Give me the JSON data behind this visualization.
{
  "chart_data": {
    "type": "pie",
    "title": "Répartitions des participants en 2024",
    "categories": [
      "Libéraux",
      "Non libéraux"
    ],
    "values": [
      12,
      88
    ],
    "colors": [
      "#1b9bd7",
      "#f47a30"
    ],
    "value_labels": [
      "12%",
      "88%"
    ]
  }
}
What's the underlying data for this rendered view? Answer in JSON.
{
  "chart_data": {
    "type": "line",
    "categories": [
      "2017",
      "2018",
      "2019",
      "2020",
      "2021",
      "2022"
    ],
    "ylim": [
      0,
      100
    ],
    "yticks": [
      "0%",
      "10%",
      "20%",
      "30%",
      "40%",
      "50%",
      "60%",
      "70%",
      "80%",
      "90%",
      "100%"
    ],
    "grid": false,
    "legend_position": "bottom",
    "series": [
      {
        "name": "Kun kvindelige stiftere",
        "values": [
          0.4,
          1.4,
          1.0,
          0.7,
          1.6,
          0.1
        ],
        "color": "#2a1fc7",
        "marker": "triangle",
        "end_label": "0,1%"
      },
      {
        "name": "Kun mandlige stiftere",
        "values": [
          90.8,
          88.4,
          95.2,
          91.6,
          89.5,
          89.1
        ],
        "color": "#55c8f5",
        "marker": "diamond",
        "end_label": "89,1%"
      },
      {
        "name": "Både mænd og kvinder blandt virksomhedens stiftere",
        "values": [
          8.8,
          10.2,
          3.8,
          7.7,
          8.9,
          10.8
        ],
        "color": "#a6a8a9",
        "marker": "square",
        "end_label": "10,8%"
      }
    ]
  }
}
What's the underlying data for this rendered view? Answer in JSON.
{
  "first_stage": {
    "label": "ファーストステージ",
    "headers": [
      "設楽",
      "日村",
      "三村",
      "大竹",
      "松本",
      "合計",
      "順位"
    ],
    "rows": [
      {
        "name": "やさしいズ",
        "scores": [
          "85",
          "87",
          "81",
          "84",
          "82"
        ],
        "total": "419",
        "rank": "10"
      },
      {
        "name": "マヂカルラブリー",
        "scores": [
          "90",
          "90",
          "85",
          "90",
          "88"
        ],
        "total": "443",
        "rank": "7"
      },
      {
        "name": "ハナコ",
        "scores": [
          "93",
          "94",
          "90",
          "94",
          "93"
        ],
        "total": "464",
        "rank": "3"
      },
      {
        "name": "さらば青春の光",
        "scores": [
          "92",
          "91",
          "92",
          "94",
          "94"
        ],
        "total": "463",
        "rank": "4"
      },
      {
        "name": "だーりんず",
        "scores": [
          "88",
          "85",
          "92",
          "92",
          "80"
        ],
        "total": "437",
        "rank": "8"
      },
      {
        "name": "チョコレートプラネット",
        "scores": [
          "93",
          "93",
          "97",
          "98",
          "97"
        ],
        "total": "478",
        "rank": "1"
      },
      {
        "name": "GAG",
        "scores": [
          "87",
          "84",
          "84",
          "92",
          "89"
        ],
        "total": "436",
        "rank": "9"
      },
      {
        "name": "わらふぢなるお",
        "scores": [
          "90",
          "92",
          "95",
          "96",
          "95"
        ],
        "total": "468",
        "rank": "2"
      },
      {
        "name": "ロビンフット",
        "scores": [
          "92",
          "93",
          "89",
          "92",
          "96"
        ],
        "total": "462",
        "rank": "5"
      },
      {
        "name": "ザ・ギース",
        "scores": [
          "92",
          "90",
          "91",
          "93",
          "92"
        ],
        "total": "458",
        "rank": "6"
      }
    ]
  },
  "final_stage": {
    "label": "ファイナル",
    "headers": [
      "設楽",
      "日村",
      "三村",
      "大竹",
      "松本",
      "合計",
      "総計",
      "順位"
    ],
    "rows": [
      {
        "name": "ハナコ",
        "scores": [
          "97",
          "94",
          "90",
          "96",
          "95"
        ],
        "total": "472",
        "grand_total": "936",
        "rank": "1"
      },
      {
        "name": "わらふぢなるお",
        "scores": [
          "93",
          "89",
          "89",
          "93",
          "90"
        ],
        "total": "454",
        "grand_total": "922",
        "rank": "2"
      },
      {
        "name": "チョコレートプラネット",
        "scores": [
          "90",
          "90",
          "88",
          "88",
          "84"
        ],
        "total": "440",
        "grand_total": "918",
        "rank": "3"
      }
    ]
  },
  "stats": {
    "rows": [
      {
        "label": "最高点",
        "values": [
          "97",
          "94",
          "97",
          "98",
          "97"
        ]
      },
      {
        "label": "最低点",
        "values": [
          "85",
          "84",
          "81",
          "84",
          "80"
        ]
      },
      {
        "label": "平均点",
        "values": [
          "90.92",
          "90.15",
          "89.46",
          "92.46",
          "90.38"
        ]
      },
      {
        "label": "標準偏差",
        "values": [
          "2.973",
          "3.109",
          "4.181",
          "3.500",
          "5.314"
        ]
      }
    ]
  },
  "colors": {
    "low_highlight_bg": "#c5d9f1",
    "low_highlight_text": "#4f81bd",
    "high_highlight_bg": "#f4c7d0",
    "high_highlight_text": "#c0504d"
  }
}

§ Short task: Write out the entries in full, exactly as given.

§ Answer to this problem:
Give me the JSON data behind this visualization.
{
  "chart_data": {
    "type": "pie",
    "title": "Répartitions des participants en 2024",
    "categories": [
      "Libéraux",
      "Non libéraux"
    ],
    "values": [
      12,
      88
    ],
    "colors": [
      "#1b9bd7",
      "#f47a30"
    ],
    "value_labels": [
      "12%",
      "88%"
    ]
  }
}
What's the underlying data for this rendered view? Answer in JSON.
{
  "chart_data": {
    "type": "line",
    "categories": [
      "2017",
      "2018",
      "2019",
      "2020",
      "2021",
      "2022"
    ],
    "ylim": [
      0,
      100
    ],
    "yticks": [
      "0%",
      "10%",
      "20%",
      "30%",
      "40%",
      "50%",
      "60%",
      "70%",
      "80%",
      "90%",
      "100%"
    ],
    "grid": false,
    "legend_position": "bottom",
    "series": [
      {
        "name": "Kun kvindelige stiftere",
        "values": [
          0.4,
          1.4,
          1.0,
          0.7,
          1.6,
          0.1
        ],
        "color": "#2a1fc7",
        "marker": "triangle",
        "end_label": "0,1%"
      },
      {
        "name": "Kun mandlige stiftere",
        "values": [
          90.8,
          88.4,
          95.2,
          91.6,
          89.5,
          89.1
        ],
        "color": "#55c8f5",
        "marker": "diamond",
        "end_label": "89,1%"
      },
      {
        "name": "Både mænd og kvinder blandt virksomhedens stiftere",
        "values": [
          8.8,
          10.2,
          3.8,
          7.7,
          8.9,
          10.8
        ],
        "color": "#a6a8a9",
        "marker": "square",
        "end_label": "10,8%"
      }
    ]
  }
}
What's the underlying data for this rendered view? Answer in JSON.
{
  "first_stage": {
    "label": "ファーストステージ",
    "headers": [
      "設楽",
      "日村",
      "三村",
      "大竹",
      "松本",
      "合計",
      "順位"
    ],
    "rows": [
      {
        "name": "やさしいズ",
        "scores": [
          "85",
          "87",
          "81",
          "84",
          "82"
        ],
        "total": "419",
        "rank": "10"
      },
      {
        "name": "マヂカルラブリー",
        "scores": [
          "90",
          "90",
          "85",
          "90",
          "88"
        ],
        "total": "443",
        "rank": "7"
      },
      {
        "name": "ハナコ",
        "scores": [
          "93",
          "94",
          "90",
          "94",
          "93"
        ],
        "total": "464",
        "rank": "3"
      },
      {
        "name": "さらば青春の光",
        "scores": [
          "92",
          "91",
          "92",
          "94",
          "94"
        ],
        "total": "463",
        "rank": "4"
      },
      {
        "name": "だーりんず",
        "scores": [
          "88",
          "85",
          "92",
          "92",
          "80"
        ],
        "total": "437",
        "rank": "8"
      },
      {
        "name": "チョコレートプラネット",
        "scores": [
          "93",
          "93",
          "97",
          "98",
          "97"
        ],
        "total": "478",
        "rank": "1"
      },
      {
        "name": "GAG",
        "scores": [
          "87",
          "84",
          "84",
          "92",
          "89"
        ],
        "total": "436",
        "rank": "9"
      },
      {
        "name": "わらふぢなるお",
        "scores": [
          "90",
          "92",
          "95",
          "96",
          "95"
        ],
        "total": "468",
        "rank": "2"
      },
      {
        "name": "ロビンフット",
        "scores": [
          "92",
          "93",
          "89",
          "92",
          "96"
        ],
        "total": "462",
        "rank": "5"
      },
      {
        "name": "ザ・ギース",
        "scores": [
          "92",
          "90",
          "91",
          "93",
          "92"
        ],
        "total": "458",
        "rank": "6"
      }
    ]
  },
  "final_stage": {
    "label": "ファイナル",
    "headers": [
      "設楽",
      "日村",
      "三村",
      "大竹",
      "松本",
      "合計",
      "総計",
      "順位"
    ],
    "rows": [
      {
        "name": "ハナコ",
        "scores": [
          "97",
          "94",
          "90",
          "96",
          "95"
        ],
        "total": "472",
        "grand_total": "936",
        "rank": "1"
      },
      {
        "name": "わらふぢなるお",
        "scores": [
          "93",
          "89",
          "89",
          "93",
          "90"
        ],
        "total": "454",
        "grand_total": "922",
        "rank": "2"
      },
      {
        "name": "チョコレートプラネット",
        "scores": [
          "90",
          "90",
          "88",
          "88",
          "84"
        ],
        "total": "440",
        "grand_total": "918",
        "rank": "3"
      }
    ]
  },
  "stats": {
    "rows": [
      {
        "label": "最高点",
        "values": [
          "97",
          "94",
          "97",
          "98",
          "97"
        ]
      },
      {
        "label": "最低点",
        "values": [
          "85",
          "84",
          "81",
          "84",
          "80"
        ]
      },
      {
        "label": "平均点",
        "values": [
          "90.92",
          "90.15",
          "89.46",
          "92.46",
          "90.38"
        ]
      },
      {
        "label": "標準偏差",
        "values": [
          "2.973",
          "3.109",
          "4.181",
          "3.500",
          "5.314"
        ]
      }
    ]
  },
  "colors": {
    "low_highlight_bg": "#c5d9f1",
    "low_highlight_text": "#4f81bd",
    "high_highlight_bg": "#f4c7d0",
    "high_highlight_text": "#c0504d"
  }
}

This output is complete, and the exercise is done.